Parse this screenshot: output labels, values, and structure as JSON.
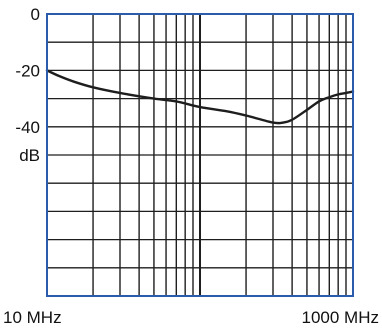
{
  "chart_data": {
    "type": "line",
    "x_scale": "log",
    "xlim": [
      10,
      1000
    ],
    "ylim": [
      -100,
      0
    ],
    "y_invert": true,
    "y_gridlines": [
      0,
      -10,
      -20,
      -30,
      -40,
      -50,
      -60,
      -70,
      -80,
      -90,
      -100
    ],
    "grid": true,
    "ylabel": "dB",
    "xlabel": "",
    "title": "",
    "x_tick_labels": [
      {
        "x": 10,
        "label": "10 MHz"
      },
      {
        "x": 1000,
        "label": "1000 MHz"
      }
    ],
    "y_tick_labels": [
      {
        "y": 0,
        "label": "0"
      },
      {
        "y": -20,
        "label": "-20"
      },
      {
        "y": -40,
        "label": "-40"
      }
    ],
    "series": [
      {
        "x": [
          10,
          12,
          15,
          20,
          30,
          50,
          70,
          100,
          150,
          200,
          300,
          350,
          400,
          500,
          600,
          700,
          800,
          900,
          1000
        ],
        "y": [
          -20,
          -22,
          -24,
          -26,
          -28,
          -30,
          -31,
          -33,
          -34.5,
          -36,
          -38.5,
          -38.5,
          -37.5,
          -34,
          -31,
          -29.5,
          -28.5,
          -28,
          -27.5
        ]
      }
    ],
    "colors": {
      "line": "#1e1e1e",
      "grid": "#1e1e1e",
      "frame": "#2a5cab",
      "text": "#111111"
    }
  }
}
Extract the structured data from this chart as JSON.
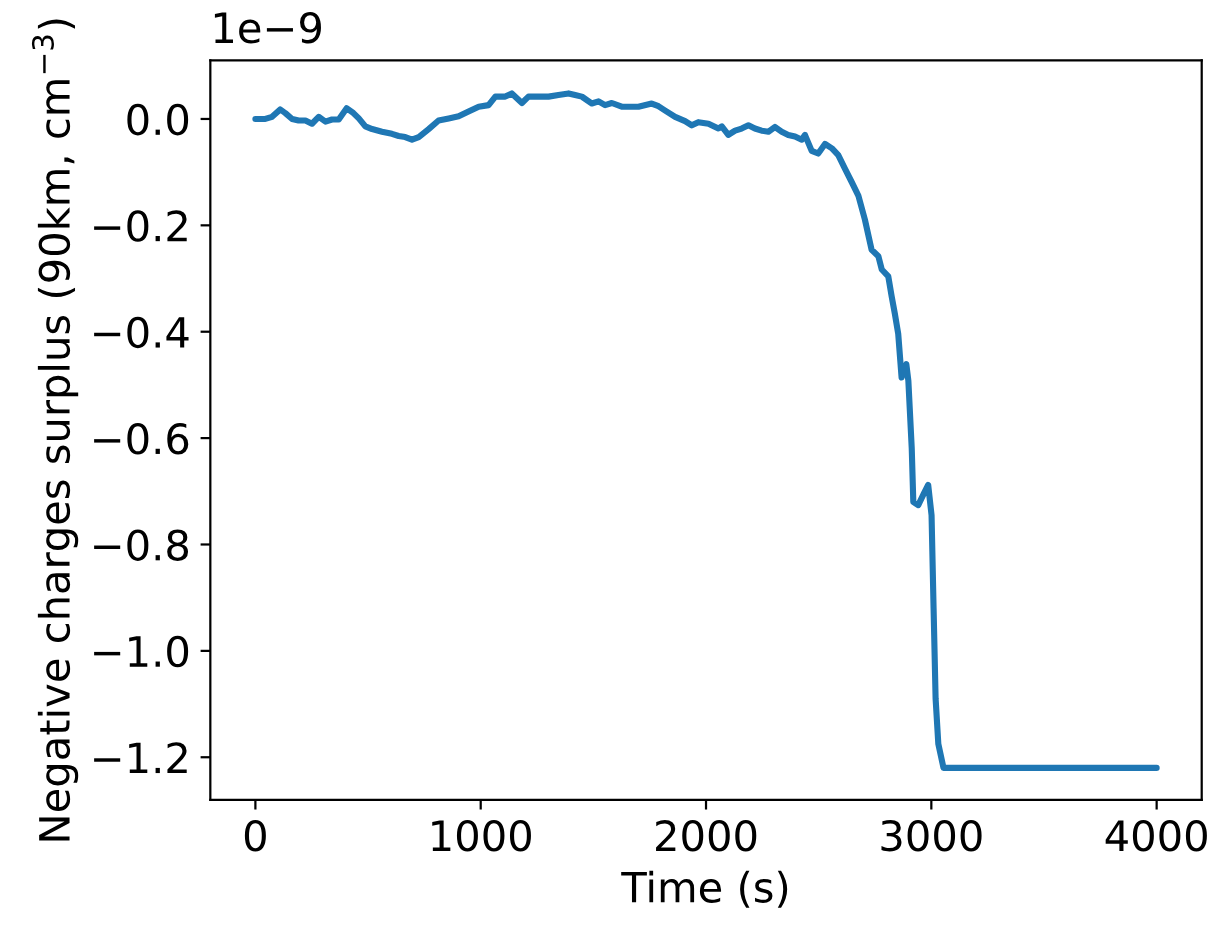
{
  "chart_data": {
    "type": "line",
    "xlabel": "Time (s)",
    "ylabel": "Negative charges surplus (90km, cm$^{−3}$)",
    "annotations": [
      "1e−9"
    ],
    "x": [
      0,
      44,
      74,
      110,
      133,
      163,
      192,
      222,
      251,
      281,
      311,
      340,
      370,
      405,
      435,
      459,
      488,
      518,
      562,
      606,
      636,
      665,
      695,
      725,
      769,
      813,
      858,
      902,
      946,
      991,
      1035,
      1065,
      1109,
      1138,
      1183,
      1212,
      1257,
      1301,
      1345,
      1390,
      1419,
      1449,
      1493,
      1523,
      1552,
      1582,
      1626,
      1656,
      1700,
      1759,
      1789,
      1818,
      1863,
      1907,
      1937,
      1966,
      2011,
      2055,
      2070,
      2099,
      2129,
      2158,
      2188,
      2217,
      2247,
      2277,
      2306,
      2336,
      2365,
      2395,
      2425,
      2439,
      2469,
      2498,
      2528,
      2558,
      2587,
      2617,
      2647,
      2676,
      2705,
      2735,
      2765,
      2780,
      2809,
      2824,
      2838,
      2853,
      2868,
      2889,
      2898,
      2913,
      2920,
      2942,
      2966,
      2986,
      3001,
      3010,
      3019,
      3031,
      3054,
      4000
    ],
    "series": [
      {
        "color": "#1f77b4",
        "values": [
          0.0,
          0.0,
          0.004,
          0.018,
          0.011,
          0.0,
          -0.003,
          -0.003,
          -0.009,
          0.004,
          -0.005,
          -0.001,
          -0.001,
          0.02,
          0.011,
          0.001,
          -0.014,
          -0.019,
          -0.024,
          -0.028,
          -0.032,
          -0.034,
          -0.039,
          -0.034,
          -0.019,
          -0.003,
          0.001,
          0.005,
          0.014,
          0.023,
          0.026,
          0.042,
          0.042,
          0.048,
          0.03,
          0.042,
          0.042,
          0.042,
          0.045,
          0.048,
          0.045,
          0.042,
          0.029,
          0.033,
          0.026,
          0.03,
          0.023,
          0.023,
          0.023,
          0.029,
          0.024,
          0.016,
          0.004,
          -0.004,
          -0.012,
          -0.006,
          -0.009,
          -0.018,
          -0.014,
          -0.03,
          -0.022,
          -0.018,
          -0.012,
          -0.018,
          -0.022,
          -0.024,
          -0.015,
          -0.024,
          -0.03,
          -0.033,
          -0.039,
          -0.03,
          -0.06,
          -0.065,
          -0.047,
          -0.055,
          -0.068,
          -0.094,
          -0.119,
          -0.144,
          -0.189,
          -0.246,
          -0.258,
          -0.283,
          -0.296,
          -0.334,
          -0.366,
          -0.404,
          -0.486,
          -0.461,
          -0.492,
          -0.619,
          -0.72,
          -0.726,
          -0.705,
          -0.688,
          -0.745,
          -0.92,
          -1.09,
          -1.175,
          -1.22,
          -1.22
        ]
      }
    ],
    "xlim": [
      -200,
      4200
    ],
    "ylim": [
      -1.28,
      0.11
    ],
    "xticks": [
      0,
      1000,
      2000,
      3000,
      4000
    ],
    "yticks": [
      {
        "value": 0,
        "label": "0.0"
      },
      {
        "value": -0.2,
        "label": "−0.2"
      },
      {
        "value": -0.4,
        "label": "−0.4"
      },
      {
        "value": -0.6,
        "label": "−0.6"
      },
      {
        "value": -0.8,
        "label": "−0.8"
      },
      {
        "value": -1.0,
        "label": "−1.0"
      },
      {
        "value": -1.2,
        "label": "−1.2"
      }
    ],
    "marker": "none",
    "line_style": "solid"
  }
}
* * *
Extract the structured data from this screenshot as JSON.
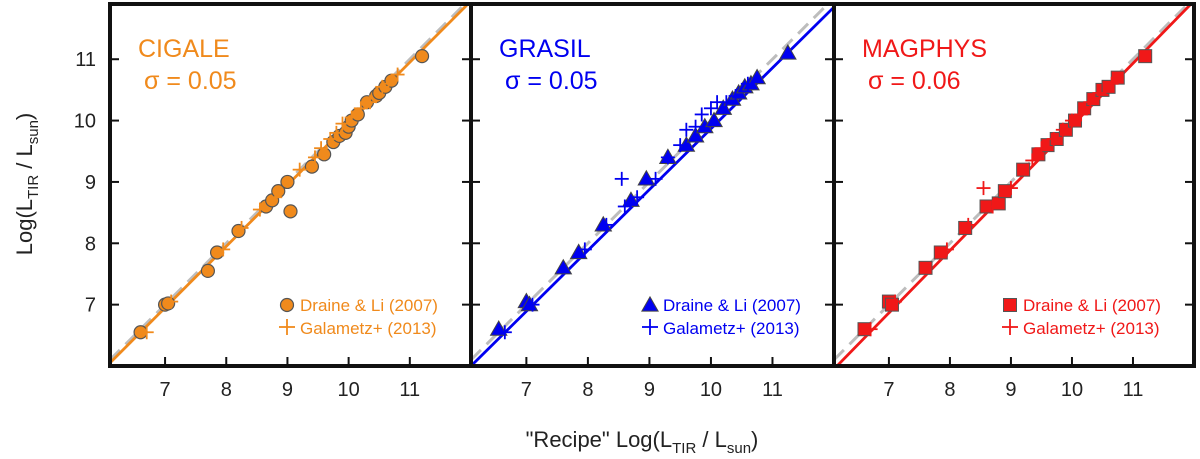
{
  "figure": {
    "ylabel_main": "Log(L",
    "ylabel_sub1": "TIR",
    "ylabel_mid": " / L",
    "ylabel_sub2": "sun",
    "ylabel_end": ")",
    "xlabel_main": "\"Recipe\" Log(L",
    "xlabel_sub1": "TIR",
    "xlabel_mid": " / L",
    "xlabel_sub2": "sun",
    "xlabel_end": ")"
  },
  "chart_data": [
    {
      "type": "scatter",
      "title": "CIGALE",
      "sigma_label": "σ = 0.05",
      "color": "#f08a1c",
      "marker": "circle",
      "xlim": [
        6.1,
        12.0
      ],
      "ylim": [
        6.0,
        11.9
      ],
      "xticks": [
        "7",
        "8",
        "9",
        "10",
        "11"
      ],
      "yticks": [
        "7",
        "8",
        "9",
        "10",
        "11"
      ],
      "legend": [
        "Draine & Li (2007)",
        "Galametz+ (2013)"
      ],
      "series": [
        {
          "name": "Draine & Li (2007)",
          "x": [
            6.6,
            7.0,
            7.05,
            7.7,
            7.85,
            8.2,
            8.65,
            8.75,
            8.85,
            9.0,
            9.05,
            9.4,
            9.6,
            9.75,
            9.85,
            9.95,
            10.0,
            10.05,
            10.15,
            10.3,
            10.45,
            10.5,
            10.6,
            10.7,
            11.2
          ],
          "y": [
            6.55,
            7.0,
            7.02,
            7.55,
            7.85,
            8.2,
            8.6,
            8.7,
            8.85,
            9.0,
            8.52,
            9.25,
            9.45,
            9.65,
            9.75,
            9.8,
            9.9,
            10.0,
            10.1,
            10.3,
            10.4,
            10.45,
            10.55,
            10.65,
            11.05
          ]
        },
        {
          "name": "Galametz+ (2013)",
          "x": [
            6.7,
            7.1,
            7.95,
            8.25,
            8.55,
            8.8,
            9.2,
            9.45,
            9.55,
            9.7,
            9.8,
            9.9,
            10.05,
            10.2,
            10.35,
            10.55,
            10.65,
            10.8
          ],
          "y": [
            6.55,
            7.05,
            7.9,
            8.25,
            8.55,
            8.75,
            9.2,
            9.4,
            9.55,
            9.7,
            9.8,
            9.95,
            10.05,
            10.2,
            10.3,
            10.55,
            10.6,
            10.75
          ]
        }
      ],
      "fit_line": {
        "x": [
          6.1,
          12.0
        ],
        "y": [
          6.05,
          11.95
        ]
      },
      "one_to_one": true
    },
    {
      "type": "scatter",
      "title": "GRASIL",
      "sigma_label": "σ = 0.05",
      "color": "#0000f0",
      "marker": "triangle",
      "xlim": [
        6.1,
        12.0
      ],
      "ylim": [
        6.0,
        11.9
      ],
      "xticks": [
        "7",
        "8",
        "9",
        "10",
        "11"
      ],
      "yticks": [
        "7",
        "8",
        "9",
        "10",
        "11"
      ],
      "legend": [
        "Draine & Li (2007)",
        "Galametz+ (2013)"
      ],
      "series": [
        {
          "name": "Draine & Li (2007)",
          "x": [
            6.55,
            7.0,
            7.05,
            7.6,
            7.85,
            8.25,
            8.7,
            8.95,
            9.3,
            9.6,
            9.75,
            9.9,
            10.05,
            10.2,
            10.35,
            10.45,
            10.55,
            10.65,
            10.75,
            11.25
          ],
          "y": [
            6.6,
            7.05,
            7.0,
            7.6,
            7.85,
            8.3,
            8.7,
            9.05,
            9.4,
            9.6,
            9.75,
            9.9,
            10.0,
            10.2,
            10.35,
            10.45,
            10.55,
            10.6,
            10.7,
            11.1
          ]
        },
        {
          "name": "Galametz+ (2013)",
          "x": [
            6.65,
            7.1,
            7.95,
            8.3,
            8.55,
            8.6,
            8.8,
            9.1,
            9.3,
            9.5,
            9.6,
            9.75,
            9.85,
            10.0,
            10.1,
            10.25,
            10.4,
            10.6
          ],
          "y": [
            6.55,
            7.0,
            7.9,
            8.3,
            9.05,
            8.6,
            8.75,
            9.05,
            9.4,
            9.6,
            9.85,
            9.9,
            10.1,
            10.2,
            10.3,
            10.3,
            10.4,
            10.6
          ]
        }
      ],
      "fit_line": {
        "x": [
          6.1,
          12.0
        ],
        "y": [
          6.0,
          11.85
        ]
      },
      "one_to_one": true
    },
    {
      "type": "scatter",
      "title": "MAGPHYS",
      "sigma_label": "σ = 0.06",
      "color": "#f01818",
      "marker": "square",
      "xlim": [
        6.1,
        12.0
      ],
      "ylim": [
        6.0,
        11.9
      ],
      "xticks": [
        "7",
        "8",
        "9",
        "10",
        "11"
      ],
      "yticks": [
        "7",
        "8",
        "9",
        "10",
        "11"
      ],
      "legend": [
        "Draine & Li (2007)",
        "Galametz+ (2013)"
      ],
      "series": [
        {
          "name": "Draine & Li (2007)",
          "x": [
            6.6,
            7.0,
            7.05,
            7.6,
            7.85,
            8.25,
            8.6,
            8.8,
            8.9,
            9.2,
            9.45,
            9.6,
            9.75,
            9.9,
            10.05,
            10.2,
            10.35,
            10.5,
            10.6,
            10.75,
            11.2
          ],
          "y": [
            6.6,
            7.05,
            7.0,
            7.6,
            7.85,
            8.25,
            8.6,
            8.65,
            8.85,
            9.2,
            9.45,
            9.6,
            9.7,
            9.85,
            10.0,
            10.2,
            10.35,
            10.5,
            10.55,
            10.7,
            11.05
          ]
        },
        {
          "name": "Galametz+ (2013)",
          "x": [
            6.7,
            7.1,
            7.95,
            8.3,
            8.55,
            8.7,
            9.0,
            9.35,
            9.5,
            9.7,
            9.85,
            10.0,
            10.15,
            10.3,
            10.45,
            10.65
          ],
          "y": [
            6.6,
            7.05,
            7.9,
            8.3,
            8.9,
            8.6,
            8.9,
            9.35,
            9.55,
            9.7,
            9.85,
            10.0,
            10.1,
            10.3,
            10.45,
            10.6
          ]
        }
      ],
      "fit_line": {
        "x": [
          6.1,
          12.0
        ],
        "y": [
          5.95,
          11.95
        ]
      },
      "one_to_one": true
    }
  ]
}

Instruction = Sift through the entries and copy every line with "from".

Answer for this exercise =
Extract the structured data from this chart as JSON.
Extract the structured data from this screenshot as JSON.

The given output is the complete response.